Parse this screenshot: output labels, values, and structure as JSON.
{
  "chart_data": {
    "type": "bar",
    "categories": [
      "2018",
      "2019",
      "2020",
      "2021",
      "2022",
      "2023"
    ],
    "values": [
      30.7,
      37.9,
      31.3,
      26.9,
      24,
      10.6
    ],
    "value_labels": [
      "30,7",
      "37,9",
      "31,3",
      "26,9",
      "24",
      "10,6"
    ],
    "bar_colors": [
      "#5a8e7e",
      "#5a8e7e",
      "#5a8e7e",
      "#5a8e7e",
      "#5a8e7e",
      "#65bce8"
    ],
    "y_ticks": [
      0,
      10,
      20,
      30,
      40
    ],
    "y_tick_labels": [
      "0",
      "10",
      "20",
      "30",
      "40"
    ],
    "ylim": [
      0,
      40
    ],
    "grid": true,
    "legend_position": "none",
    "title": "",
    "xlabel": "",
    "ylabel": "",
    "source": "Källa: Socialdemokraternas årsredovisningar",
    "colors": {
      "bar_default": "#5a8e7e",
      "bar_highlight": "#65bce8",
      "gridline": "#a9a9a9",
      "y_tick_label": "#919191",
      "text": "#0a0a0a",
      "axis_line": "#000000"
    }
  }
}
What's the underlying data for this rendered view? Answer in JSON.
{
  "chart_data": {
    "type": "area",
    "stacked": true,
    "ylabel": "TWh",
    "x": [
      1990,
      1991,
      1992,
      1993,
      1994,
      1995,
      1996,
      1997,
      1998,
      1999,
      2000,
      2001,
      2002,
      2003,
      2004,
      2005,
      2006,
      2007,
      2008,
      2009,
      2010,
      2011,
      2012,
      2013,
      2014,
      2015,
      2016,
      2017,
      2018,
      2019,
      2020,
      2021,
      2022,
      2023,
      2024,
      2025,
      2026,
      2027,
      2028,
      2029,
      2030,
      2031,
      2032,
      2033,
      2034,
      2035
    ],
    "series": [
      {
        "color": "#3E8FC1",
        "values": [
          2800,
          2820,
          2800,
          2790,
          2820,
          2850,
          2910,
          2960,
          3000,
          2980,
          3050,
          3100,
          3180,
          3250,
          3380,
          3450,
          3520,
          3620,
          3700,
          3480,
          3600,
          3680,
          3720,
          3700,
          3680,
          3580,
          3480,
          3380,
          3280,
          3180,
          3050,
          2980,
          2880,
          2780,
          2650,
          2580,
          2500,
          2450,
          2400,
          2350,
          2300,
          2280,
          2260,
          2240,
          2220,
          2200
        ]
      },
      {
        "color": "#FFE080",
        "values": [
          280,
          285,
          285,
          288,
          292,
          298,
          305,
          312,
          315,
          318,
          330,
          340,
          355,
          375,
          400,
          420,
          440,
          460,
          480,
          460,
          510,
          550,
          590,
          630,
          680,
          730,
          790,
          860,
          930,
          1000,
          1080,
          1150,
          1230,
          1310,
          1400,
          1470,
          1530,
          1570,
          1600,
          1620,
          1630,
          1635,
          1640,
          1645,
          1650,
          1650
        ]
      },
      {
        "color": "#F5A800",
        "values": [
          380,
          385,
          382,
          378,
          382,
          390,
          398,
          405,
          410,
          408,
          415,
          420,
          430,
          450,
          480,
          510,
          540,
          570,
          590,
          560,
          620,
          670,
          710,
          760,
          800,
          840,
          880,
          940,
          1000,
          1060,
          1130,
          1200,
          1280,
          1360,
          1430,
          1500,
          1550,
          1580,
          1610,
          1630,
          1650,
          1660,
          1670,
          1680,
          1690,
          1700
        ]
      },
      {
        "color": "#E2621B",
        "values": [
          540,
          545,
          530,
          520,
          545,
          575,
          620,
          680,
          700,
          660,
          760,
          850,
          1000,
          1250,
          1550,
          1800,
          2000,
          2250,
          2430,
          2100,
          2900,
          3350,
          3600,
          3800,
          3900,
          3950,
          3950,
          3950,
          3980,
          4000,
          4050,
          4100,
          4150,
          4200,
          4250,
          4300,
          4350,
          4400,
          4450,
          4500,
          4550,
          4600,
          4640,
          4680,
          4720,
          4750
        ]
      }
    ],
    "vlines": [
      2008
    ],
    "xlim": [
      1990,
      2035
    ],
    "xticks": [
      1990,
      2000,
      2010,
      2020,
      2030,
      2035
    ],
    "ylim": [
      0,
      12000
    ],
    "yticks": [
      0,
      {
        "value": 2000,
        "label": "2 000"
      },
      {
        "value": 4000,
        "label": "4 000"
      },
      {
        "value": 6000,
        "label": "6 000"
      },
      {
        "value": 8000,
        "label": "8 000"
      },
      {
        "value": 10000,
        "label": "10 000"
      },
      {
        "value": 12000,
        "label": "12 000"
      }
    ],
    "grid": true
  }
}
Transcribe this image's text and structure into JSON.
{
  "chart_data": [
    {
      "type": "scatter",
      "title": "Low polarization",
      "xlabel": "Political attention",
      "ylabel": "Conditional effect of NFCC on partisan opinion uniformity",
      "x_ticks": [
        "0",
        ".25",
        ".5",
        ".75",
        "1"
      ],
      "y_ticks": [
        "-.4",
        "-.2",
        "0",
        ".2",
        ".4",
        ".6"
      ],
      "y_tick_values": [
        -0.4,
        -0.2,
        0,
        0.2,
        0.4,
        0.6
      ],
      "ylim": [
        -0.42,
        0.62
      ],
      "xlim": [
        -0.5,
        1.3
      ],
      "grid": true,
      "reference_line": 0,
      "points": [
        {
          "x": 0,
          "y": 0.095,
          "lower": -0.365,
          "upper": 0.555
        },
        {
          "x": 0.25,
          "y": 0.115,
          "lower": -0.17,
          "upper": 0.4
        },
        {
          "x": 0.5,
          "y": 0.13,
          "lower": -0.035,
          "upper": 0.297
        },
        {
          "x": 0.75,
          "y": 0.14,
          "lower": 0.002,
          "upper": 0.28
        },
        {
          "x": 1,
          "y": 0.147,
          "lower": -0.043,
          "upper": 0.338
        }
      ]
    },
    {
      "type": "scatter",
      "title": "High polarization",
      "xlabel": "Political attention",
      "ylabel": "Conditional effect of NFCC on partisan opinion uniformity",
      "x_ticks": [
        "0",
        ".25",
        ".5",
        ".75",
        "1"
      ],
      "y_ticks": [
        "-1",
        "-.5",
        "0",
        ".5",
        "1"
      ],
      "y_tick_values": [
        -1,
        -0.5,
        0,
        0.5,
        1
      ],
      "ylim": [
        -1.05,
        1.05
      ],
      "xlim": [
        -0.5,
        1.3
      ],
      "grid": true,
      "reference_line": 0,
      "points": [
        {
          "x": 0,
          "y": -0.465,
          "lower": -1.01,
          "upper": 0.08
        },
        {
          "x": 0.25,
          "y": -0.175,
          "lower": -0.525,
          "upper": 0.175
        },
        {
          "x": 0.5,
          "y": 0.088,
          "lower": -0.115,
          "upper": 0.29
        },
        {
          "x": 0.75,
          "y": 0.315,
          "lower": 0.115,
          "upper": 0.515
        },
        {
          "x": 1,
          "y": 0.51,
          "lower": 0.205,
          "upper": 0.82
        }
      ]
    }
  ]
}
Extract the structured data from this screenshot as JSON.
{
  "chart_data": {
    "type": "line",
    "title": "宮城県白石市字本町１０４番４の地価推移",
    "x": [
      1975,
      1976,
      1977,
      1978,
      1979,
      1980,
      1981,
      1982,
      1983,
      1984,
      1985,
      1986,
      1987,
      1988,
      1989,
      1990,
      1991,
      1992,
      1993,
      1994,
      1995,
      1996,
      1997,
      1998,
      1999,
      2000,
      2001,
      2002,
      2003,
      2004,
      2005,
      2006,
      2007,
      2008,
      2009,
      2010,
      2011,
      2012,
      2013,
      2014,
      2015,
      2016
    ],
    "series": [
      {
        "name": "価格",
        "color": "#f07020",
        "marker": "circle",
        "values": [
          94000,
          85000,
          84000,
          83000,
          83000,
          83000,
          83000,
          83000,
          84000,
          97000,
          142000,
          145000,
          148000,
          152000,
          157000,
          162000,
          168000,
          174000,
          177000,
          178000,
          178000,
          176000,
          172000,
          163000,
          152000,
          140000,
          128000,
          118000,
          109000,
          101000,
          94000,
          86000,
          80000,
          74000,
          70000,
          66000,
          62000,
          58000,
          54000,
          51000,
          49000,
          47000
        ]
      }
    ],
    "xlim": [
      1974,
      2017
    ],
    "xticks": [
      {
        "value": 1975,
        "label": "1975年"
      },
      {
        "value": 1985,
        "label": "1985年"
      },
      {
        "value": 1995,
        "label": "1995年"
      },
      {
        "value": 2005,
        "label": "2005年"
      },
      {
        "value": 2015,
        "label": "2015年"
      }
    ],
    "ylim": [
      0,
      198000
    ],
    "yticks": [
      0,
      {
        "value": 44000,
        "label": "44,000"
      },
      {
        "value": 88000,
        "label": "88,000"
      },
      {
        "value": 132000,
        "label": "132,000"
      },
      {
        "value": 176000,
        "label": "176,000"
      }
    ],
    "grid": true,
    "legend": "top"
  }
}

++++++

:: WHAT YOU SHOULD DO ::
Pick out and copy the lines of the material that include the word "ylabel".

:: RESULT OF THE EXERCISE ::
    "ylabel": "",
    "ylabel": "TWh",
      "ylabel": "Conditional effect of NFCC on partisan opinion uniformity",
      "ylabel": "Conditional effect of NFCC on partisan opinion uniformity",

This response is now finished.